**What the task asks**: Reproduce the records below exactly as they appear, omitting any pictures they contain.
Begin
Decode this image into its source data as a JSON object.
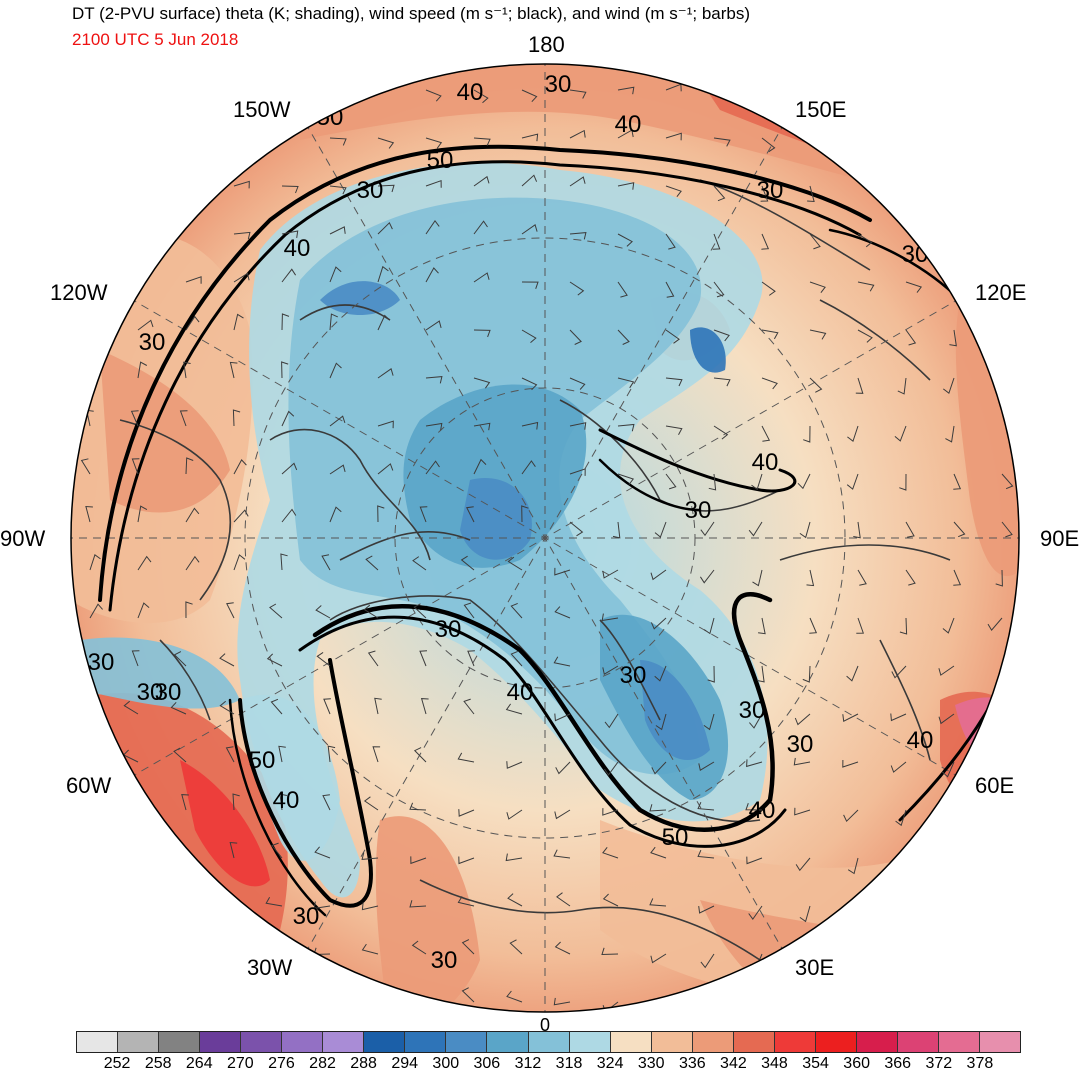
{
  "header": {
    "title": "DT (2-PVU surface) theta (K; shading), wind speed (m s⁻¹; black), and wind (m s⁻¹; barbs)",
    "valid_time": "2100 UTC 5 Jun 2018"
  },
  "longitude_labels": {
    "lon_180": "180",
    "lon_150w": "150W",
    "lon_150e": "150E",
    "lon_120w": "120W",
    "lon_120e": "120E",
    "lon_90w": "90W",
    "lon_90e": "90E",
    "lon_60w": "60W",
    "lon_60e": "60E",
    "lon_30w": "30W",
    "lon_30e": "30E",
    "lon_0": "0"
  },
  "contour_labels": [
    "50",
    "40",
    "30",
    "40",
    "50",
    "30",
    "40",
    "30",
    "30",
    "30",
    "40",
    "30",
    "30",
    "40",
    "30",
    "30",
    "30",
    "40",
    "50",
    "30",
    "40",
    "50",
    "30",
    "30",
    "30",
    "40",
    "30"
  ],
  "colorbar": {
    "units": "K",
    "colors": [
      "#e6e6e6",
      "#b4b4b4",
      "#828282",
      "#6a3d9a",
      "#7b52ab",
      "#9370c4",
      "#a98cd6",
      "#1b5fa8",
      "#2e74b8",
      "#4a8cc4",
      "#5aa5c8",
      "#84c1d8",
      "#aed9e4",
      "#f6dfc2",
      "#f2bd98",
      "#ec9b78",
      "#e56a52",
      "#ee3a38",
      "#ec1f1f",
      "#d71e4c",
      "#dc4274",
      "#e46c92",
      "#e78fad"
    ],
    "ticks": [
      "252",
      "258",
      "264",
      "270",
      "276",
      "282",
      "288",
      "294",
      "300",
      "306",
      "312",
      "318",
      "324",
      "330",
      "336",
      "342",
      "348",
      "354",
      "360",
      "366",
      "372",
      "378"
    ]
  },
  "contour_color": "#000000",
  "barb_color": "#3c3c3c",
  "border_color": "#3a3a3a"
}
End
**Exercise output**:
Decode this image into its source data as a JSON object.
{
  "header": {
    "title": "DT (2-PVU surface) theta (K; shading), wind speed (m s⁻¹; black), and wind (m s⁻¹; barbs)",
    "valid_time": "2100 UTC 5 Jun 2018"
  },
  "longitude_labels": {
    "lon_180": "180",
    "lon_150w": "150W",
    "lon_150e": "150E",
    "lon_120w": "120W",
    "lon_120e": "120E",
    "lon_90w": "90W",
    "lon_90e": "90E",
    "lon_60w": "60W",
    "lon_60e": "60E",
    "lon_30w": "30W",
    "lon_30e": "30E",
    "lon_0": "0"
  },
  "contour_labels": [
    "50",
    "40",
    "30",
    "40",
    "50",
    "30",
    "40",
    "30",
    "30",
    "30",
    "40",
    "30",
    "30",
    "40",
    "30",
    "30",
    "30",
    "40",
    "50",
    "30",
    "40",
    "50",
    "30",
    "30",
    "30",
    "40",
    "30"
  ],
  "colorbar": {
    "units": "K",
    "colors": [
      "#e6e6e6",
      "#b4b4b4",
      "#828282",
      "#6a3d9a",
      "#7b52ab",
      "#9370c4",
      "#a98cd6",
      "#1b5fa8",
      "#2e74b8",
      "#4a8cc4",
      "#5aa5c8",
      "#84c1d8",
      "#aed9e4",
      "#f6dfc2",
      "#f2bd98",
      "#ec9b78",
      "#e56a52",
      "#ee3a38",
      "#ec1f1f",
      "#d71e4c",
      "#dc4274",
      "#e46c92",
      "#e78fad"
    ],
    "ticks": [
      "252",
      "258",
      "264",
      "270",
      "276",
      "282",
      "288",
      "294",
      "300",
      "306",
      "312",
      "318",
      "324",
      "330",
      "336",
      "342",
      "348",
      "354",
      "360",
      "366",
      "372",
      "378"
    ]
  },
  "contour_color": "#000000",
  "barb_color": "#3c3c3c",
  "border_color": "#3a3a3a"
}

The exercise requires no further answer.